# EXERCISE BRIEF
Output the material beneath this task exactly, images excluded.

A run of records:
______________________________

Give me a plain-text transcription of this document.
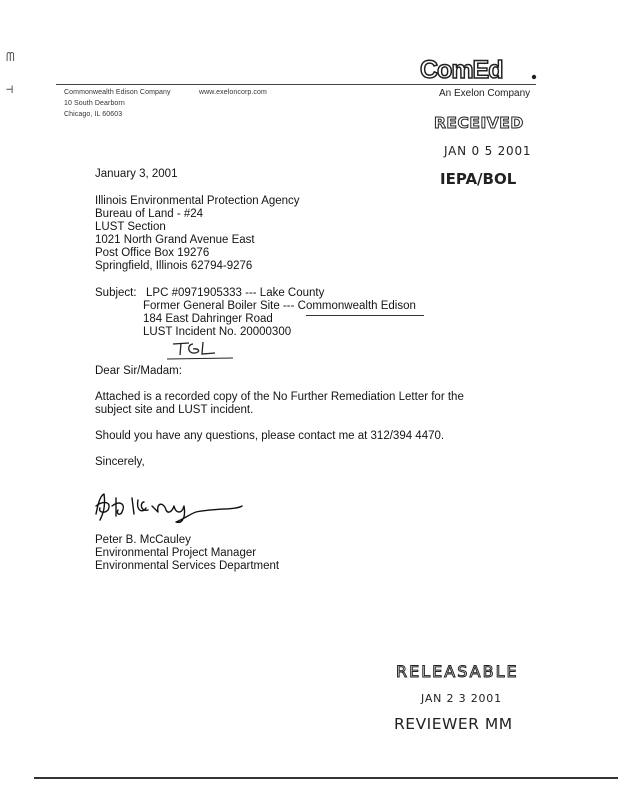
ᗰ
⊣
ComEd
Commonwealth Edison Company
10 South Dearborn
Chicago, IL 60603
www.exeloncorp.com	An Exelon Company
RECEIVED
JAN 0 5 2001
IEPA/BOL
January 3, 2001
Illinois Environmental Protection Agency
Bureau of Land - #24
LUST Section
1021 North Grand Avenue East
Post Office Box 19276
Springfield, Illinois 62794-9276
Subject: LPC #0971905333 --- Lake County
Former General Boiler Site --- Commonwealth Edison
184 East Dahringer Road
LUST Incident No. 20000300
Dear Sir/Madam:
Attached is a recorded copy of the No Further Remediation Letter for the subject site and LUST incident.
Should you have any questions, please contact me at 312/394 4470.
Sincerely,
Peter B. McCauley
Environmental Project Manager
Environmental Services Department
RELEASABLE
JAN 2 3 2001
REVIEWER MM
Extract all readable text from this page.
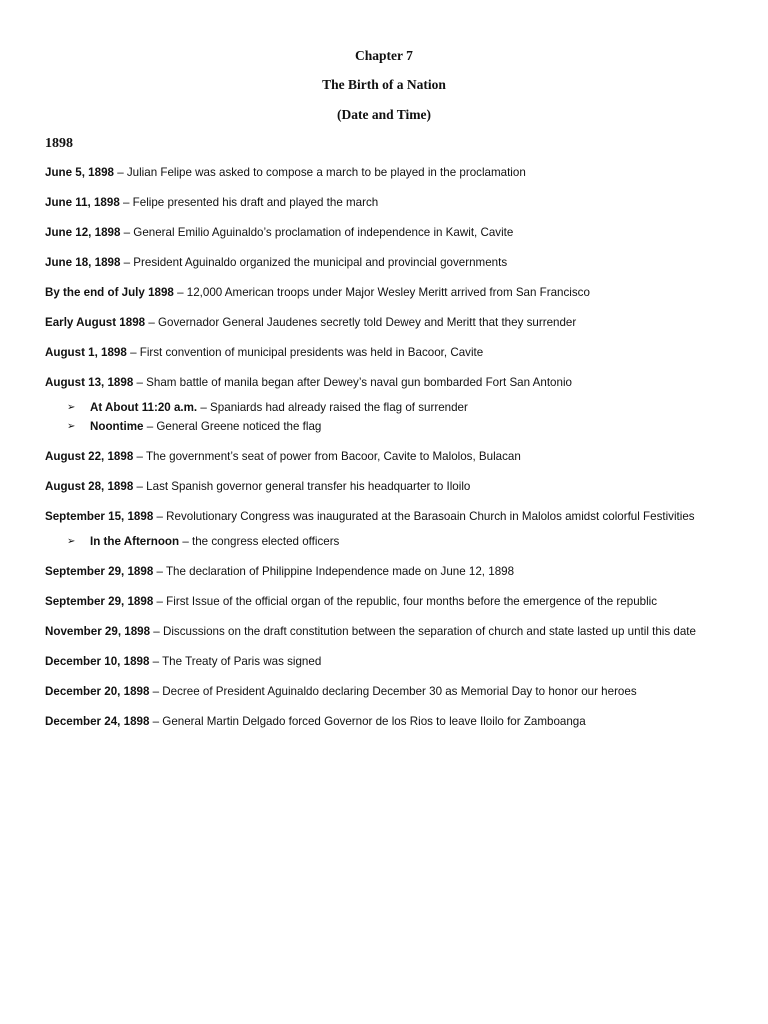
Chapter 7
The Birth of a Nation
(Date and Time)
1898
June 5, 1898 – Julian Felipe was asked to compose a march to be played in the proclamation
June 11, 1898 – Felipe presented his draft and played the march
June 12, 1898 – General Emilio Aguinaldo’s proclamation of independence in Kawit, Cavite
June 18, 1898 – President Aguinaldo organized the municipal and provincial governments
By the end of July 1898 – 12,000 American troops under Major Wesley Meritt arrived from San Francisco
Early August 1898 – Governador General Jaudenes secretly told Dewey and Meritt that they surrender
August 1, 1898 – First convention of municipal presidents was held in Bacoor, Cavite
August 13, 1898 – Sham battle of manila began after Dewey’s naval gun bombarded Fort San Antonio
➢ At About 11:20 a.m. – Spaniards had already raised the flag of surrender
➢ Noontime – General Greene noticed the flag
August 22, 1898 – The government’s seat of power from Bacoor, Cavite to Malolos, Bulacan
August 28, 1898 – Last Spanish governor general transfer his headquarter to Iloilo
September 15, 1898 – Revolutionary Congress was inaugurated at the Barasoain Church in Malolos amidst colorful Festivities
➢ In the Afternoon – the congress elected officers
September 29, 1898 – The declaration of Philippine Independence made on June 12, 1898
September 29, 1898 – First Issue of the official organ of the republic, four months before the emergence of the republic
November 29, 1898 – Discussions on the draft constitution between the separation of church and state lasted up until this date
December 10, 1898 – The Treaty of Paris was signed
December 20, 1898 – Decree of President Aguinaldo declaring December 30 as Memorial Day to honor our heroes
December 24, 1898 – General Martin Delgado forced Governor de los Rios to leave Iloilo for Zamboanga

______________________________

# COMPLETE ANSWER
Give me a plain-text transcription of this document.
ᗰ
⊣
ComEd
Commonwealth Edison Company
10 South Dearborn
Chicago, IL 60603
www.exeloncorp.com	An Exelon Company
RECEIVED
JAN 0 5 2001
IEPA/BOL
January 3, 2001
Illinois Environmental Protection Agency
Bureau of Land - #24
LUST Section
1021 North Grand Avenue East
Post Office Box 19276
Springfield, Illinois 62794-9276
Subject: LPC #0971905333 --- Lake County
Former General Boiler Site --- Commonwealth Edison
184 East Dahringer Road
LUST Incident No. 20000300
Dear Sir/Madam:
Attached is a recorded copy of the No Further Remediation Letter for the subject site and LUST incident.
Should you have any questions, please contact me at 312/394 4470.
Sincerely,
Peter B. McCauley
Environmental Project Manager
Environmental Services Department
RELEASABLE
JAN 2 3 2001
REVIEWER MM
Extract all readable text from this page.
Chapter 7
The Birth of a Nation
(Date and Time)
1898
June 5, 1898 – Julian Felipe was asked to compose a march to be played in the proclamation
June 11, 1898 – Felipe presented his draft and played the march
June 12, 1898 – General Emilio Aguinaldo’s proclamation of independence in Kawit, Cavite
June 18, 1898 – President Aguinaldo organized the municipal and provincial governments
By the end of July 1898 – 12,000 American troops under Major Wesley Meritt arrived from San Francisco
Early August 1898 – Governador General Jaudenes secretly told Dewey and Meritt that they surrender
August 1, 1898 – First convention of municipal presidents was held in Bacoor, Cavite
August 13, 1898 – Sham battle of manila began after Dewey’s naval gun bombarded Fort San Antonio
➢ At About 11:20 a.m. – Spaniards had already raised the flag of surrender
➢ Noontime – General Greene noticed the flag
August 22, 1898 – The government’s seat of power from Bacoor, Cavite to Malolos, Bulacan
August 28, 1898 – Last Spanish governor general transfer his headquarter to Iloilo
September 15, 1898 – Revolutionary Congress was inaugurated at the Barasoain Church in Malolos amidst colorful Festivities
➢ In the Afternoon – the congress elected officers
September 29, 1898 – The declaration of Philippine Independence made on June 12, 1898
September 29, 1898 – First Issue of the official organ of the republic, four months before the emergence of the republic
November 29, 1898 – Discussions on the draft constitution between the separation of church and state lasted up until this date
December 10, 1898 – The Treaty of Paris was signed
December 20, 1898 – Decree of President Aguinaldo declaring December 30 as Memorial Day to honor our heroes
December 24, 1898 – General Martin Delgado forced Governor de los Rios to leave Iloilo for Zamboanga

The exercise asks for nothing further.